▶ **REQUEST**: Only a number is wanted: the count of lines in this listing that contain "агентство".

***

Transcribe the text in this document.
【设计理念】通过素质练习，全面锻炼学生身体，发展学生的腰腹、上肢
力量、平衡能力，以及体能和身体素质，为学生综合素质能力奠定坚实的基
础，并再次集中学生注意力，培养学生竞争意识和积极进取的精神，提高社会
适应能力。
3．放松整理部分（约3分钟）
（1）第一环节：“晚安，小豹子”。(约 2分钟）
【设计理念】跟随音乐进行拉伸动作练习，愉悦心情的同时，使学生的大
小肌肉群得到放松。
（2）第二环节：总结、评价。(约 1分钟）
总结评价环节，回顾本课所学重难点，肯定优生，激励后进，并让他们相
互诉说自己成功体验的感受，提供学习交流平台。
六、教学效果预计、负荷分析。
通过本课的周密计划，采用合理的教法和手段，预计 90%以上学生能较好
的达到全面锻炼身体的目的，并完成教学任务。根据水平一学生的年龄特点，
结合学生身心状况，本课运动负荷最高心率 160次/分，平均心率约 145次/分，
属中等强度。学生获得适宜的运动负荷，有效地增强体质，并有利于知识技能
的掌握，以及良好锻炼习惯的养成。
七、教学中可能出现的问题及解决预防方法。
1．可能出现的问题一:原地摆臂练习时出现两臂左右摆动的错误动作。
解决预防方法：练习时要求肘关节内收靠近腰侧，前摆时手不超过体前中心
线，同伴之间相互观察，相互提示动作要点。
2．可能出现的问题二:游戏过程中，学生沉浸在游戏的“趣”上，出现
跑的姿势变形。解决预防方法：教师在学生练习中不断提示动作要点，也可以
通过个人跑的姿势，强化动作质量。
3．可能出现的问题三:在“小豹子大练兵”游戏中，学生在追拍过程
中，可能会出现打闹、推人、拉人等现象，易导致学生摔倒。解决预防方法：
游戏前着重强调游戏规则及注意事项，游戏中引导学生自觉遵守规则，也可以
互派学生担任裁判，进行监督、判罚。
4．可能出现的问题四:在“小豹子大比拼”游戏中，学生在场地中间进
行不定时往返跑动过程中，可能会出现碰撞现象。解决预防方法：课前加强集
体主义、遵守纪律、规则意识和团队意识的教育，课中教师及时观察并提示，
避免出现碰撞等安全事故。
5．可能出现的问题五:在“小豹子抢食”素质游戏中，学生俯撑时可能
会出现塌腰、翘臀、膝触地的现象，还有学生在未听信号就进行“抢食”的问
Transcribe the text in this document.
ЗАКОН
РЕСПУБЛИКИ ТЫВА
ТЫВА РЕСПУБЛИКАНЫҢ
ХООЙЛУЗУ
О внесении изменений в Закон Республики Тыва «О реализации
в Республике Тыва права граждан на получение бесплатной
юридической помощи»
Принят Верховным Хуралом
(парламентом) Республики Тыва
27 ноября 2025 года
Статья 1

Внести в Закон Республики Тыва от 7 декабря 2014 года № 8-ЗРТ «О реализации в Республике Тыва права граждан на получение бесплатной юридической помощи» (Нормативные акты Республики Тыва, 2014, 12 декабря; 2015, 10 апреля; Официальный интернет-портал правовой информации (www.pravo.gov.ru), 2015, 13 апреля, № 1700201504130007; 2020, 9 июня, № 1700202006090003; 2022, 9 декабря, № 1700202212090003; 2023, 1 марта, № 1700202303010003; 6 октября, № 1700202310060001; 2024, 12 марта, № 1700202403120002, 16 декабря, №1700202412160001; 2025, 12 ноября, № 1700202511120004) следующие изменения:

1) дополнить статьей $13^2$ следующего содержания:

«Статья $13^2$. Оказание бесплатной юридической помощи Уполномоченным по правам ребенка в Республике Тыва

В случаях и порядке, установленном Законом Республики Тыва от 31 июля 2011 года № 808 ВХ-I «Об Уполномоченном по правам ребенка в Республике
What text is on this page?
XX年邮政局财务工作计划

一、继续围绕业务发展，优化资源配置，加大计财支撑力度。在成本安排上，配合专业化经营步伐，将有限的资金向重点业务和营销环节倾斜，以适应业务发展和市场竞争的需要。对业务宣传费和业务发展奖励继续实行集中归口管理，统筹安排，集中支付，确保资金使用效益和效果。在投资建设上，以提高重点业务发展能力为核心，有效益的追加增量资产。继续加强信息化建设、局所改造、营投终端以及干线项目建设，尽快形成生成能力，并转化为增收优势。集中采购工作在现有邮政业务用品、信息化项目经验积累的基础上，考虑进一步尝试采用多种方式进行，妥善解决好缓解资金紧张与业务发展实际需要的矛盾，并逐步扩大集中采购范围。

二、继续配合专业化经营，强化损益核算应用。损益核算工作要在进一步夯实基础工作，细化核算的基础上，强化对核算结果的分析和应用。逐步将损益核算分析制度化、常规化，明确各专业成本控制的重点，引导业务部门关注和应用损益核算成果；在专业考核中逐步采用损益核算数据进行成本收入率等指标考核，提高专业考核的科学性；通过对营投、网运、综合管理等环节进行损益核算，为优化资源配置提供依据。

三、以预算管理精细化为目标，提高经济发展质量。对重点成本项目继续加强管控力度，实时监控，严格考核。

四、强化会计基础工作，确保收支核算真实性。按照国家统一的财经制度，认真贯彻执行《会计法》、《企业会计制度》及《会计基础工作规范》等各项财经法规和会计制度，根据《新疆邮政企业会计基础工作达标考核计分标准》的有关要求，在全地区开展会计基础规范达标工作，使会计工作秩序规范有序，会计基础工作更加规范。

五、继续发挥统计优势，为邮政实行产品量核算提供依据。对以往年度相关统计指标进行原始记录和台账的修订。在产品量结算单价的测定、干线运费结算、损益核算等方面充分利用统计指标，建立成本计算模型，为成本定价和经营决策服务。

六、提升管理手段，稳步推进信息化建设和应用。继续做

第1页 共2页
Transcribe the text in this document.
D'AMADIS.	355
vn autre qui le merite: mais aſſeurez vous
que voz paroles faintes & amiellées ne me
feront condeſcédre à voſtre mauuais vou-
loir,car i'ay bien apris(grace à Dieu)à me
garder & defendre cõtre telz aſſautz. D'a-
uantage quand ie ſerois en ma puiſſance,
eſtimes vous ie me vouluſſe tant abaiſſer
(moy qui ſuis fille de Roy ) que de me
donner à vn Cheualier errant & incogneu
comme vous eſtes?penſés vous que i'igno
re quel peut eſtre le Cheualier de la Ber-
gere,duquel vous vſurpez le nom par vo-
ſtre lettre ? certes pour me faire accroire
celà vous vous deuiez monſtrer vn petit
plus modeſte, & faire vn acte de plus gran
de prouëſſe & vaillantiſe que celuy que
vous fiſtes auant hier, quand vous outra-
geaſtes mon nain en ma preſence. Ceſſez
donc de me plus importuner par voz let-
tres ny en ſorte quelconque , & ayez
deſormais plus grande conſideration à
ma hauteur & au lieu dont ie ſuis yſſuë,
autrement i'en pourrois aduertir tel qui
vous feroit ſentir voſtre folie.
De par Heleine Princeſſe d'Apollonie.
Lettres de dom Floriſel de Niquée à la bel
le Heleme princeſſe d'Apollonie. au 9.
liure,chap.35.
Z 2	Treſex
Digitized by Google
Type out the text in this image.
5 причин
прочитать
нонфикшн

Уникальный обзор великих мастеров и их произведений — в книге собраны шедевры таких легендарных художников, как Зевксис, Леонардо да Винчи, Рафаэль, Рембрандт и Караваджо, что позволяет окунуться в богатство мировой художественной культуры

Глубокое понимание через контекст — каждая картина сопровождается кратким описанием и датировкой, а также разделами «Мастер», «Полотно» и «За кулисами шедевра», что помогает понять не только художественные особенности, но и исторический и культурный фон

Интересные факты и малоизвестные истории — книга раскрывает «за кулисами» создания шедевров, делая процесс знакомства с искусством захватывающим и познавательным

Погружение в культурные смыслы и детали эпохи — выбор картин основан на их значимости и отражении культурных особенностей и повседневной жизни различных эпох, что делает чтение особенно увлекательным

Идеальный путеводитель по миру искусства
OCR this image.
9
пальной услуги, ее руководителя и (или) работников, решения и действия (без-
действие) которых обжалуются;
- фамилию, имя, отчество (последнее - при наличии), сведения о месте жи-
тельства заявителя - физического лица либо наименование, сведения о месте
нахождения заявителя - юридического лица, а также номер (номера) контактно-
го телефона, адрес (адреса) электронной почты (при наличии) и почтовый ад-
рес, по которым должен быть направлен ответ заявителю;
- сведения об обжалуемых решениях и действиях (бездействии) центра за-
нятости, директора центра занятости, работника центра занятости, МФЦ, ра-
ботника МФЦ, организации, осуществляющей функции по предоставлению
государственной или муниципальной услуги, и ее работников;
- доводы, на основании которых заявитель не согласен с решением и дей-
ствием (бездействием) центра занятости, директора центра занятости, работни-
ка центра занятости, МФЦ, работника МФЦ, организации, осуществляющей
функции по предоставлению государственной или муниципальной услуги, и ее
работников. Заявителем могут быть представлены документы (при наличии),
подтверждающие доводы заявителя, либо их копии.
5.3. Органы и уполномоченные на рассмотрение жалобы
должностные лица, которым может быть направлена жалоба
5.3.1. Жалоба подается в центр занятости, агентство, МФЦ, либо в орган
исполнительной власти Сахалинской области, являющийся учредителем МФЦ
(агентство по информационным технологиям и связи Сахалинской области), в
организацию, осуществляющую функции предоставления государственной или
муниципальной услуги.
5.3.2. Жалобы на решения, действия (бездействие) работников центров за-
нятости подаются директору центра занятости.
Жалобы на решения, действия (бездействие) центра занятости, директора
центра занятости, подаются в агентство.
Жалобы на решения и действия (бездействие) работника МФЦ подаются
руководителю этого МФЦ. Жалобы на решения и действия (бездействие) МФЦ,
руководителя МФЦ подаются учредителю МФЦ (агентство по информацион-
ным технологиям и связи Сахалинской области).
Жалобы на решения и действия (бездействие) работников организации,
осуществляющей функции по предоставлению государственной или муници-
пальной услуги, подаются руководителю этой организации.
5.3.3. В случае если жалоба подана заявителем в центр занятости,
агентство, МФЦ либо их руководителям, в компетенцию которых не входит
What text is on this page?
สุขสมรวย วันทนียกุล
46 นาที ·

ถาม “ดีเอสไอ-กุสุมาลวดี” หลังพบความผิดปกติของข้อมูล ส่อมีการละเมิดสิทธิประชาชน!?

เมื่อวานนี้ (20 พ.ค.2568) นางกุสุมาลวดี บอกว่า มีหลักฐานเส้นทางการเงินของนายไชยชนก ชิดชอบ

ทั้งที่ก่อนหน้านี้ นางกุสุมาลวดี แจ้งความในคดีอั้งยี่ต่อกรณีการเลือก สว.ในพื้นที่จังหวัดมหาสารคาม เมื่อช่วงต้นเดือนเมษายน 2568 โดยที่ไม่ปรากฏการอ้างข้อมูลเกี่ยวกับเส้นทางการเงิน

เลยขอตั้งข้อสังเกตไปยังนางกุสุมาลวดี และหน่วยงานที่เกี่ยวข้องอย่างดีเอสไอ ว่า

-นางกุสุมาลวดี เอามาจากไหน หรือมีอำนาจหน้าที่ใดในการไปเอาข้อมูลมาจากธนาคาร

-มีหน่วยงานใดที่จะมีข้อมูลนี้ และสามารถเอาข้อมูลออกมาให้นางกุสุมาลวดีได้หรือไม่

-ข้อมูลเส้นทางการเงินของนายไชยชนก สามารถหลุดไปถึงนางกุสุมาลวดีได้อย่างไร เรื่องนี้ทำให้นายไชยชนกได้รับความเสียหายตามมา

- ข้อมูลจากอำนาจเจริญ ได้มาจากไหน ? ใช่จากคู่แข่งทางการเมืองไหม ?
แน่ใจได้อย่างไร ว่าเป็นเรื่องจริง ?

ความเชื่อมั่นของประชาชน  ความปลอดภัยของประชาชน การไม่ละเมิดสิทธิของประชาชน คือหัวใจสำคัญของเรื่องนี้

***

▶ **EXERCISE RESULT**: 5